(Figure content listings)
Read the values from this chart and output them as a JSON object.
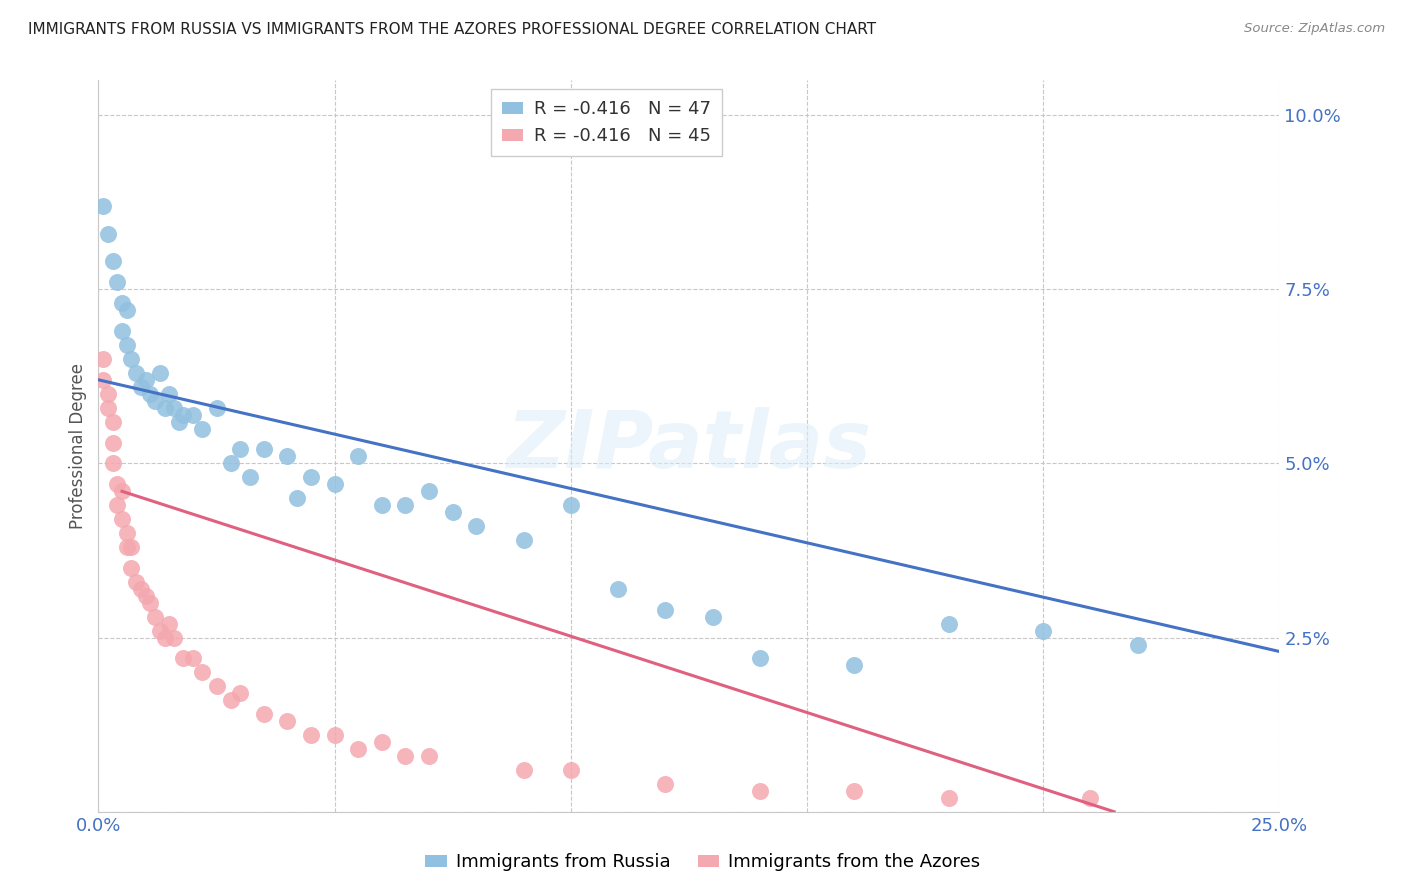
{
  "title": "IMMIGRANTS FROM RUSSIA VS IMMIGRANTS FROM THE AZORES PROFESSIONAL DEGREE CORRELATION CHART",
  "source": "Source: ZipAtlas.com",
  "ylabel": "Professional Degree",
  "xlim": [
    0.0,
    0.25
  ],
  "ylim": [
    0.0,
    0.105
  ],
  "russia_R": "-0.416",
  "russia_N": "47",
  "azores_R": "-0.416",
  "azores_N": "45",
  "blue_color": "#92c0e0",
  "pink_color": "#f4a8b0",
  "blue_line_color": "#4472c4",
  "pink_line_color": "#e06080",
  "russia_line_x": [
    0.0,
    0.25
  ],
  "russia_line_y": [
    0.062,
    0.023
  ],
  "azores_line_x": [
    0.005,
    0.215
  ],
  "azores_line_y": [
    0.046,
    0.0
  ],
  "russia_x": [
    0.001,
    0.002,
    0.003,
    0.004,
    0.005,
    0.005,
    0.006,
    0.006,
    0.007,
    0.008,
    0.009,
    0.01,
    0.011,
    0.012,
    0.013,
    0.014,
    0.015,
    0.016,
    0.017,
    0.018,
    0.02,
    0.022,
    0.025,
    0.028,
    0.03,
    0.032,
    0.035,
    0.04,
    0.042,
    0.045,
    0.05,
    0.055,
    0.06,
    0.065,
    0.07,
    0.075,
    0.08,
    0.09,
    0.1,
    0.11,
    0.12,
    0.13,
    0.14,
    0.16,
    0.18,
    0.2,
    0.22
  ],
  "russia_y": [
    0.087,
    0.083,
    0.079,
    0.076,
    0.073,
    0.069,
    0.067,
    0.072,
    0.065,
    0.063,
    0.061,
    0.062,
    0.06,
    0.059,
    0.063,
    0.058,
    0.06,
    0.058,
    0.056,
    0.057,
    0.057,
    0.055,
    0.058,
    0.05,
    0.052,
    0.048,
    0.052,
    0.051,
    0.045,
    0.048,
    0.047,
    0.051,
    0.044,
    0.044,
    0.046,
    0.043,
    0.041,
    0.039,
    0.044,
    0.032,
    0.029,
    0.028,
    0.022,
    0.021,
    0.027,
    0.026,
    0.024
  ],
  "azores_x": [
    0.001,
    0.001,
    0.002,
    0.002,
    0.003,
    0.003,
    0.003,
    0.004,
    0.004,
    0.005,
    0.005,
    0.006,
    0.006,
    0.007,
    0.007,
    0.008,
    0.009,
    0.01,
    0.011,
    0.012,
    0.013,
    0.014,
    0.015,
    0.016,
    0.018,
    0.02,
    0.022,
    0.025,
    0.028,
    0.03,
    0.035,
    0.04,
    0.045,
    0.05,
    0.055,
    0.06,
    0.065,
    0.07,
    0.09,
    0.1,
    0.12,
    0.14,
    0.16,
    0.18,
    0.21
  ],
  "azores_y": [
    0.065,
    0.062,
    0.06,
    0.058,
    0.056,
    0.053,
    0.05,
    0.047,
    0.044,
    0.046,
    0.042,
    0.04,
    0.038,
    0.038,
    0.035,
    0.033,
    0.032,
    0.031,
    0.03,
    0.028,
    0.026,
    0.025,
    0.027,
    0.025,
    0.022,
    0.022,
    0.02,
    0.018,
    0.016,
    0.017,
    0.014,
    0.013,
    0.011,
    0.011,
    0.009,
    0.01,
    0.008,
    0.008,
    0.006,
    0.006,
    0.004,
    0.003,
    0.003,
    0.002,
    0.002
  ]
}
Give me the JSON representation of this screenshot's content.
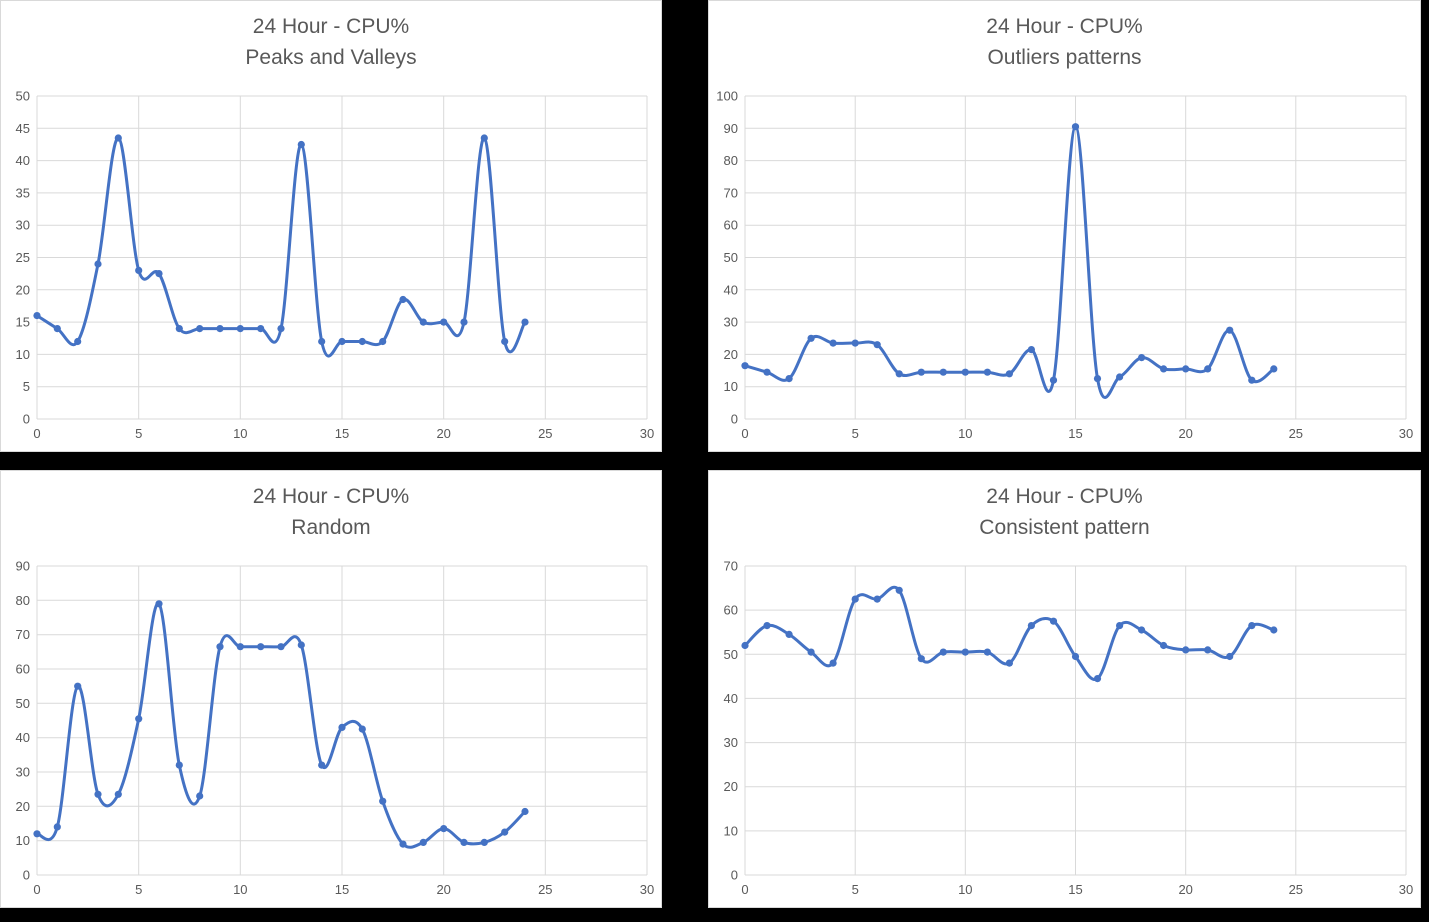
{
  "page": {
    "background": "#000000"
  },
  "panel_style": {
    "background": "#ffffff",
    "border": "#d9d9d9"
  },
  "chart_style": {
    "line_color": "#4472C4",
    "marker_color": "#4472C4",
    "grid_color": "#d9d9d9",
    "axis_text_color": "#595959",
    "title_color": "#595959"
  },
  "chart_data": [
    {
      "type": "line",
      "title": "24 Hour - CPU%",
      "subtitle": "Peaks and Valleys",
      "x": [
        0,
        1,
        2,
        3,
        4,
        5,
        6,
        7,
        8,
        9,
        10,
        11,
        12,
        13,
        14,
        15,
        16,
        17,
        18,
        19,
        20,
        21,
        22,
        23,
        24
      ],
      "values": [
        16,
        14,
        12,
        24,
        43.5,
        23,
        22.5,
        14,
        14,
        14,
        14,
        14,
        14,
        42.5,
        12,
        12,
        12,
        12,
        18.5,
        15,
        15,
        15,
        43.5,
        12,
        15
      ],
      "xlim": [
        0,
        30
      ],
      "x_ticks": [
        0,
        5,
        10,
        15,
        20,
        25,
        30
      ],
      "ylim": [
        0,
        50
      ],
      "y_tick_step": 5,
      "grid": true,
      "smooth": true,
      "markers": true,
      "legend": "none",
      "xlabel": "",
      "ylabel": ""
    },
    {
      "type": "line",
      "title": "24 Hour - CPU%",
      "subtitle": "Outliers patterns",
      "x": [
        0,
        1,
        2,
        3,
        4,
        5,
        6,
        7,
        8,
        9,
        10,
        11,
        12,
        13,
        14,
        15,
        16,
        17,
        18,
        19,
        20,
        21,
        22,
        23,
        24
      ],
      "values": [
        16.5,
        14.5,
        12.5,
        25,
        23.5,
        23.5,
        23,
        14,
        14.5,
        14.5,
        14.5,
        14.5,
        14,
        21.5,
        12,
        90.5,
        12.5,
        13,
        19,
        15.5,
        15.5,
        15.5,
        27.5,
        12,
        15.5
      ],
      "xlim": [
        0,
        30
      ],
      "x_ticks": [
        0,
        5,
        10,
        15,
        20,
        25,
        30
      ],
      "ylim": [
        0,
        100
      ],
      "y_tick_step": 10,
      "grid": true,
      "smooth": true,
      "markers": true,
      "legend": "none",
      "xlabel": "",
      "ylabel": ""
    },
    {
      "type": "line",
      "title": "24 Hour - CPU%",
      "subtitle": "Random",
      "x": [
        0,
        1,
        2,
        3,
        4,
        5,
        6,
        7,
        8,
        9,
        10,
        11,
        12,
        13,
        14,
        15,
        16,
        17,
        18,
        19,
        20,
        21,
        22,
        23,
        24
      ],
      "values": [
        12,
        14,
        55,
        23.5,
        23.5,
        45.5,
        79,
        32,
        23,
        66.5,
        66.5,
        66.5,
        66.5,
        67,
        32,
        43,
        42.5,
        21.5,
        9,
        9.5,
        13.5,
        9.5,
        9.5,
        12.5,
        18.5
      ],
      "xlim": [
        0,
        30
      ],
      "x_ticks": [
        0,
        5,
        10,
        15,
        20,
        25,
        30
      ],
      "ylim": [
        0,
        90
      ],
      "y_tick_step": 10,
      "grid": true,
      "smooth": true,
      "markers": true,
      "legend": "none",
      "xlabel": "",
      "ylabel": ""
    },
    {
      "type": "line",
      "title": "24 Hour - CPU%",
      "subtitle": "Consistent pattern",
      "x": [
        0,
        1,
        2,
        3,
        4,
        5,
        6,
        7,
        8,
        9,
        10,
        11,
        12,
        13,
        14,
        15,
        16,
        17,
        18,
        19,
        20,
        21,
        22,
        23,
        24
      ],
      "values": [
        52,
        56.5,
        54.5,
        50.5,
        48,
        62.5,
        62.5,
        64.5,
        49,
        50.5,
        50.5,
        50.5,
        48,
        56.5,
        57.5,
        49.5,
        44.5,
        56.5,
        55.5,
        52,
        51,
        51,
        49.5,
        56.5,
        55.5
      ],
      "xlim": [
        0,
        30
      ],
      "x_ticks": [
        0,
        5,
        10,
        15,
        20,
        25,
        30
      ],
      "ylim": [
        0,
        70
      ],
      "y_tick_step": 10,
      "grid": true,
      "smooth": true,
      "markers": true,
      "legend": "none",
      "xlabel": "",
      "ylabel": ""
    }
  ]
}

== Stated exercise ==
Repeat the listing verbatim. Skip the pictures.

== Task solution ==
Read the values from this chart and output them as a JSON object.
{
  "title": "IMMIGRANTS FROM RUSSIA VS IMMIGRANTS FROM THE AZORES PROFESSIONAL DEGREE CORRELATION CHART",
  "source": "Source: ZipAtlas.com",
  "ylabel": "Professional Degree",
  "xlim": [
    0.0,
    0.25
  ],
  "ylim": [
    0.0,
    0.105
  ],
  "russia_R": "-0.416",
  "russia_N": "47",
  "azores_R": "-0.416",
  "azores_N": "45",
  "blue_color": "#92c0e0",
  "pink_color": "#f4a8b0",
  "blue_line_color": "#4472c4",
  "pink_line_color": "#e06080",
  "russia_line_x": [
    0.0,
    0.25
  ],
  "russia_line_y": [
    0.062,
    0.023
  ],
  "azores_line_x": [
    0.005,
    0.215
  ],
  "azores_line_y": [
    0.046,
    0.0
  ],
  "russia_x": [
    0.001,
    0.002,
    0.003,
    0.004,
    0.005,
    0.005,
    0.006,
    0.006,
    0.007,
    0.008,
    0.009,
    0.01,
    0.011,
    0.012,
    0.013,
    0.014,
    0.015,
    0.016,
    0.017,
    0.018,
    0.02,
    0.022,
    0.025,
    0.028,
    0.03,
    0.032,
    0.035,
    0.04,
    0.042,
    0.045,
    0.05,
    0.055,
    0.06,
    0.065,
    0.07,
    0.075,
    0.08,
    0.09,
    0.1,
    0.11,
    0.12,
    0.13,
    0.14,
    0.16,
    0.18,
    0.2,
    0.22
  ],
  "russia_y": [
    0.087,
    0.083,
    0.079,
    0.076,
    0.073,
    0.069,
    0.067,
    0.072,
    0.065,
    0.063,
    0.061,
    0.062,
    0.06,
    0.059,
    0.063,
    0.058,
    0.06,
    0.058,
    0.056,
    0.057,
    0.057,
    0.055,
    0.058,
    0.05,
    0.052,
    0.048,
    0.052,
    0.051,
    0.045,
    0.048,
    0.047,
    0.051,
    0.044,
    0.044,
    0.046,
    0.043,
    0.041,
    0.039,
    0.044,
    0.032,
    0.029,
    0.028,
    0.022,
    0.021,
    0.027,
    0.026,
    0.024
  ],
  "azores_x": [
    0.001,
    0.001,
    0.002,
    0.002,
    0.003,
    0.003,
    0.003,
    0.004,
    0.004,
    0.005,
    0.005,
    0.006,
    0.006,
    0.007,
    0.007,
    0.008,
    0.009,
    0.01,
    0.011,
    0.012,
    0.013,
    0.014,
    0.015,
    0.016,
    0.018,
    0.02,
    0.022,
    0.025,
    0.028,
    0.03,
    0.035,
    0.04,
    0.045,
    0.05,
    0.055,
    0.06,
    0.065,
    0.07,
    0.09,
    0.1,
    0.12,
    0.14,
    0.16,
    0.18,
    0.21
  ],
  "azores_y": [
    0.065,
    0.062,
    0.06,
    0.058,
    0.056,
    0.053,
    0.05,
    0.047,
    0.044,
    0.046,
    0.042,
    0.04,
    0.038,
    0.038,
    0.035,
    0.033,
    0.032,
    0.031,
    0.03,
    0.028,
    0.026,
    0.025,
    0.027,
    0.025,
    0.022,
    0.022,
    0.02,
    0.018,
    0.016,
    0.017,
    0.014,
    0.013,
    0.011,
    0.011,
    0.009,
    0.01,
    0.008,
    0.008,
    0.006,
    0.006,
    0.004,
    0.003,
    0.003,
    0.002,
    0.002
  ]
}
Give me the JSON representation of this screenshot's content.
{
  "page": {
    "background": "#000000"
  },
  "panel_style": {
    "background": "#ffffff",
    "border": "#d9d9d9"
  },
  "chart_style": {
    "line_color": "#4472C4",
    "marker_color": "#4472C4",
    "grid_color": "#d9d9d9",
    "axis_text_color": "#595959",
    "title_color": "#595959"
  },
  "chart_data": [
    {
      "type": "line",
      "title": "24 Hour - CPU%",
      "subtitle": "Peaks and Valleys",
      "x": [
        0,
        1,
        2,
        3,
        4,
        5,
        6,
        7,
        8,
        9,
        10,
        11,
        12,
        13,
        14,
        15,
        16,
        17,
        18,
        19,
        20,
        21,
        22,
        23,
        24
      ],
      "values": [
        16,
        14,
        12,
        24,
        43.5,
        23,
        22.5,
        14,
        14,
        14,
        14,
        14,
        14,
        42.5,
        12,
        12,
        12,
        12,
        18.5,
        15,
        15,
        15,
        43.5,
        12,
        15
      ],
      "xlim": [
        0,
        30
      ],
      "x_ticks": [
        0,
        5,
        10,
        15,
        20,
        25,
        30
      ],
      "ylim": [
        0,
        50
      ],
      "y_tick_step": 5,
      "grid": true,
      "smooth": true,
      "markers": true,
      "legend": "none",
      "xlabel": "",
      "ylabel": ""
    },
    {
      "type": "line",
      "title": "24 Hour - CPU%",
      "subtitle": "Outliers patterns",
      "x": [
        0,
        1,
        2,
        3,
        4,
        5,
        6,
        7,
        8,
        9,
        10,
        11,
        12,
        13,
        14,
        15,
        16,
        17,
        18,
        19,
        20,
        21,
        22,
        23,
        24
      ],
      "values": [
        16.5,
        14.5,
        12.5,
        25,
        23.5,
        23.5,
        23,
        14,
        14.5,
        14.5,
        14.5,
        14.5,
        14,
        21.5,
        12,
        90.5,
        12.5,
        13,
        19,
        15.5,
        15.5,
        15.5,
        27.5,
        12,
        15.5
      ],
      "xlim": [
        0,
        30
      ],
      "x_ticks": [
        0,
        5,
        10,
        15,
        20,
        25,
        30
      ],
      "ylim": [
        0,
        100
      ],
      "y_tick_step": 10,
      "grid": true,
      "smooth": true,
      "markers": true,
      "legend": "none",
      "xlabel": "",
      "ylabel": ""
    },
    {
      "type": "line",
      "title": "24 Hour - CPU%",
      "subtitle": "Random",
      "x": [
        0,
        1,
        2,
        3,
        4,
        5,
        6,
        7,
        8,
        9,
        10,
        11,
        12,
        13,
        14,
        15,
        16,
        17,
        18,
        19,
        20,
        21,
        22,
        23,
        24
      ],
      "values": [
        12,
        14,
        55,
        23.5,
        23.5,
        45.5,
        79,
        32,
        23,
        66.5,
        66.5,
        66.5,
        66.5,
        67,
        32,
        43,
        42.5,
        21.5,
        9,
        9.5,
        13.5,
        9.5,
        9.5,
        12.5,
        18.5
      ],
      "xlim": [
        0,
        30
      ],
      "x_ticks": [
        0,
        5,
        10,
        15,
        20,
        25,
        30
      ],
      "ylim": [
        0,
        90
      ],
      "y_tick_step": 10,
      "grid": true,
      "smooth": true,
      "markers": true,
      "legend": "none",
      "xlabel": "",
      "ylabel": ""
    },
    {
      "type": "line",
      "title": "24 Hour - CPU%",
      "subtitle": "Consistent pattern",
      "x": [
        0,
        1,
        2,
        3,
        4,
        5,
        6,
        7,
        8,
        9,
        10,
        11,
        12,
        13,
        14,
        15,
        16,
        17,
        18,
        19,
        20,
        21,
        22,
        23,
        24
      ],
      "values": [
        52,
        56.5,
        54.5,
        50.5,
        48,
        62.5,
        62.5,
        64.5,
        49,
        50.5,
        50.5,
        50.5,
        48,
        56.5,
        57.5,
        49.5,
        44.5,
        56.5,
        55.5,
        52,
        51,
        51,
        49.5,
        56.5,
        55.5
      ],
      "xlim": [
        0,
        30
      ],
      "x_ticks": [
        0,
        5,
        10,
        15,
        20,
        25,
        30
      ],
      "ylim": [
        0,
        70
      ],
      "y_tick_step": 10,
      "grid": true,
      "smooth": true,
      "markers": true,
      "legend": "none",
      "xlabel": "",
      "ylabel": ""
    }
  ]
}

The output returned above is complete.